What the task requires. Please work out how many lines in the material contain "организаций" and give only that figure.

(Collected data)
— BEGIN —

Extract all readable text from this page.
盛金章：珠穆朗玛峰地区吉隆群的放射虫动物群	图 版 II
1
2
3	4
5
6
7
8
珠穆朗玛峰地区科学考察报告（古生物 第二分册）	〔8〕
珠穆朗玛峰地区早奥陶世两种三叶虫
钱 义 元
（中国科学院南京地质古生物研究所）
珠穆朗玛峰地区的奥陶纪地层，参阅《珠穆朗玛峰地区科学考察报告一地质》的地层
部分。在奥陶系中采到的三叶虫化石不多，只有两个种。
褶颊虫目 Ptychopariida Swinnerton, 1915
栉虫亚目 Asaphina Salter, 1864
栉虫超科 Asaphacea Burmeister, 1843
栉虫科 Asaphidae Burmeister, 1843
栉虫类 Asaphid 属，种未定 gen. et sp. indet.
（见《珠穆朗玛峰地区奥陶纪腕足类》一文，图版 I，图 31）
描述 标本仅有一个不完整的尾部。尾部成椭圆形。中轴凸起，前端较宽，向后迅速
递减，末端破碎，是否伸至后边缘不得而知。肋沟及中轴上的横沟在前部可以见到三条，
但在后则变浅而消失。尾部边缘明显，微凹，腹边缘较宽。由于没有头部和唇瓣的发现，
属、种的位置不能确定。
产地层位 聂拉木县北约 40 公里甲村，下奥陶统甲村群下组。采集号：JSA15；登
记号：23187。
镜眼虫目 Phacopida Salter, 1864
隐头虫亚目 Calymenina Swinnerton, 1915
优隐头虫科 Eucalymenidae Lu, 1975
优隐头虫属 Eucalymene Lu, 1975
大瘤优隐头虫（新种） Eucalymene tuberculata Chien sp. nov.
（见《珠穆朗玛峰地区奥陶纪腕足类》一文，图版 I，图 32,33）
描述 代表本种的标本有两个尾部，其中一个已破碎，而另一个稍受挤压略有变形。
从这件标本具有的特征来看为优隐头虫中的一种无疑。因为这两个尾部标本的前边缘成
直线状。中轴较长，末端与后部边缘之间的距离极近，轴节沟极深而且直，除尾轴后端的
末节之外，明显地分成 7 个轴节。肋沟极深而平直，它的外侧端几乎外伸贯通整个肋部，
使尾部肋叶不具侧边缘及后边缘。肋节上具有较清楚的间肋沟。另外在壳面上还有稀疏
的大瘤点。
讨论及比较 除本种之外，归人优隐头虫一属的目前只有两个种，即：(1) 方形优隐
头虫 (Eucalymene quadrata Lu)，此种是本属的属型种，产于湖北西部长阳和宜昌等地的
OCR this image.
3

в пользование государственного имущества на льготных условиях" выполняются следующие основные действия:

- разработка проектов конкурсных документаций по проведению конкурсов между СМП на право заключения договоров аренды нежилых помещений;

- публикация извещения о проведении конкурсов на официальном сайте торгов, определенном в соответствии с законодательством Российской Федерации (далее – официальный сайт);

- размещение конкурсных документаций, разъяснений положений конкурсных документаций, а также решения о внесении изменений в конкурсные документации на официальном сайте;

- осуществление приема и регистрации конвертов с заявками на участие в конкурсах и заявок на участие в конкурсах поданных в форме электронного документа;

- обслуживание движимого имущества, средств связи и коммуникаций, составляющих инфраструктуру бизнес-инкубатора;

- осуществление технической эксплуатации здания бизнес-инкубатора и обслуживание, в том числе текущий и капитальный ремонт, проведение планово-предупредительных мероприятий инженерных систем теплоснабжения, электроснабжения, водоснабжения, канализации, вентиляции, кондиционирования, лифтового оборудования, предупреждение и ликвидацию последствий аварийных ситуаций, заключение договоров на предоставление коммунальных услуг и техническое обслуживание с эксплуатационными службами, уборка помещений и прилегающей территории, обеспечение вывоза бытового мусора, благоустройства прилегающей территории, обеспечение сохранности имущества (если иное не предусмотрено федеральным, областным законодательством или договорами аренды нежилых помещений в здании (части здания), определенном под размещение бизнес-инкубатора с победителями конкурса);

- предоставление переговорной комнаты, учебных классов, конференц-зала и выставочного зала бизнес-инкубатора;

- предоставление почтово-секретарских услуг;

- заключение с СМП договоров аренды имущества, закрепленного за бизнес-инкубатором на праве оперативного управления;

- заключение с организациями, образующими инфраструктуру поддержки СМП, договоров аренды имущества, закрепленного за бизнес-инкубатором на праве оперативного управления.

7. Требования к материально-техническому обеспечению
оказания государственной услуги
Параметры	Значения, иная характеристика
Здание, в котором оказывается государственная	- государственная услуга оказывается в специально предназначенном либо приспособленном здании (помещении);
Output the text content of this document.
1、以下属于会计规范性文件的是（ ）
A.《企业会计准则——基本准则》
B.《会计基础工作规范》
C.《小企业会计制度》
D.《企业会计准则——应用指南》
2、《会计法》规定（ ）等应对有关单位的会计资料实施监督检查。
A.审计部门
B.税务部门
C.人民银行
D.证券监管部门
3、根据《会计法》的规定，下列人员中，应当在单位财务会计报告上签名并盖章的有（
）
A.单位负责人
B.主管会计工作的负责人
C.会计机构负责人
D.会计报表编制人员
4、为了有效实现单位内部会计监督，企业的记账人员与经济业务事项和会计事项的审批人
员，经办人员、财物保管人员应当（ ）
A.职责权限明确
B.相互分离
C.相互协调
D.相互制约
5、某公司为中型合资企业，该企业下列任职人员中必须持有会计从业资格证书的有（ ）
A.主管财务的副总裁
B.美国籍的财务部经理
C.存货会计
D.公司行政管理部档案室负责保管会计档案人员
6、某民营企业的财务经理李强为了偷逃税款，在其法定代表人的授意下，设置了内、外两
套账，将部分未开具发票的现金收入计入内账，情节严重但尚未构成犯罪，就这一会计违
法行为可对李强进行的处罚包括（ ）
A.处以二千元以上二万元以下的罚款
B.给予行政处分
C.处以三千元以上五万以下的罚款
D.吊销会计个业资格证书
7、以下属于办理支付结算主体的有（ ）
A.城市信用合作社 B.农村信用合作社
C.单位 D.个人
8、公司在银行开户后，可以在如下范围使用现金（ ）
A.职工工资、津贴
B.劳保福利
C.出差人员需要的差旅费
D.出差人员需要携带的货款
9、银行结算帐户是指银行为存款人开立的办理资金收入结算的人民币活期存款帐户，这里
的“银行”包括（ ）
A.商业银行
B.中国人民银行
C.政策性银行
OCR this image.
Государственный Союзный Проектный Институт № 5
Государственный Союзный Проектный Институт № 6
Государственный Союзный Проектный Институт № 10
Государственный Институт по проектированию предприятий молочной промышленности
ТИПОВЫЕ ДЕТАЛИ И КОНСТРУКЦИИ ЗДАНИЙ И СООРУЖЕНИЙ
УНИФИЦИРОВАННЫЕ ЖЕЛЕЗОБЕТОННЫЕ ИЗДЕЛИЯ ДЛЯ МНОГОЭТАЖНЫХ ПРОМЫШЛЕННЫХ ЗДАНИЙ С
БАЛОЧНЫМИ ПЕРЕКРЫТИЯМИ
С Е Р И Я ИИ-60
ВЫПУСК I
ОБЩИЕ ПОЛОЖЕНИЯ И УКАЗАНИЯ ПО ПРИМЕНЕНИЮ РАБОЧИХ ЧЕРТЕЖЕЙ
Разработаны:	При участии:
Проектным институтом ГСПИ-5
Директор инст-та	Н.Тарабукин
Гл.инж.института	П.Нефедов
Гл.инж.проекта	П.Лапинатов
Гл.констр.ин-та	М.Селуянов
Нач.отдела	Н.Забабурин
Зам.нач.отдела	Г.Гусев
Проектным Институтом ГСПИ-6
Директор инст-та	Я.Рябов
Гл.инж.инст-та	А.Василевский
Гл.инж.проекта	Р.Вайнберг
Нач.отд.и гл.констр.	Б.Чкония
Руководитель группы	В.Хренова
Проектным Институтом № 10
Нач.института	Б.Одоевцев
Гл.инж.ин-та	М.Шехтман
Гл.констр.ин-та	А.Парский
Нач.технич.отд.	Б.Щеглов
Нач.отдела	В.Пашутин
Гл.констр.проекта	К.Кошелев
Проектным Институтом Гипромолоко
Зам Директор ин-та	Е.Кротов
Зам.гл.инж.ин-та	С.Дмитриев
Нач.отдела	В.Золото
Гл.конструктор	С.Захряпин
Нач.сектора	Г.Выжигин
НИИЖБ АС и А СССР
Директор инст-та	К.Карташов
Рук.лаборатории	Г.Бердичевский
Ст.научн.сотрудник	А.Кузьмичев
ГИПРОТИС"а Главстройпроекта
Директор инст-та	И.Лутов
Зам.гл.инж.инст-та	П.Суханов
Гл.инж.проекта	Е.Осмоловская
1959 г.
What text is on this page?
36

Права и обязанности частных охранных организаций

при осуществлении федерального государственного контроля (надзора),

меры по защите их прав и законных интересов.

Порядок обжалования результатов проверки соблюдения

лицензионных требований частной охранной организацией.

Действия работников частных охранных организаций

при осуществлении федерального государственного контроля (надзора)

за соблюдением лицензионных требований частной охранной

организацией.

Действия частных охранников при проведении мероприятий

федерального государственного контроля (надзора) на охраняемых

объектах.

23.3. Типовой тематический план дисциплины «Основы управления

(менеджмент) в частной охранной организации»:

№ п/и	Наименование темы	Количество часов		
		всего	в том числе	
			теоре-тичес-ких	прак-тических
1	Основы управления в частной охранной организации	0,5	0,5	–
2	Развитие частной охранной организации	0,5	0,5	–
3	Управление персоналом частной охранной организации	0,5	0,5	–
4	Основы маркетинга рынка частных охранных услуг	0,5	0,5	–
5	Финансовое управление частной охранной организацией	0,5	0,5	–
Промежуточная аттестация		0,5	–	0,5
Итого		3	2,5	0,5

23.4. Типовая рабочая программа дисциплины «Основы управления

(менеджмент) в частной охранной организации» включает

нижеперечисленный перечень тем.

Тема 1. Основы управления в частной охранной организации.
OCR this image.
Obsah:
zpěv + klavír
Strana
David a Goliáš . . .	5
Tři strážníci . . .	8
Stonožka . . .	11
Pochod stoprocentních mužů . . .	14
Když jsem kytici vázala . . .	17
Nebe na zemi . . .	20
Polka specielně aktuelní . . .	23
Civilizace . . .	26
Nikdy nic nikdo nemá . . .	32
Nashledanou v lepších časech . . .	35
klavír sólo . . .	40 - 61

— END —

Answer for this exercise. 2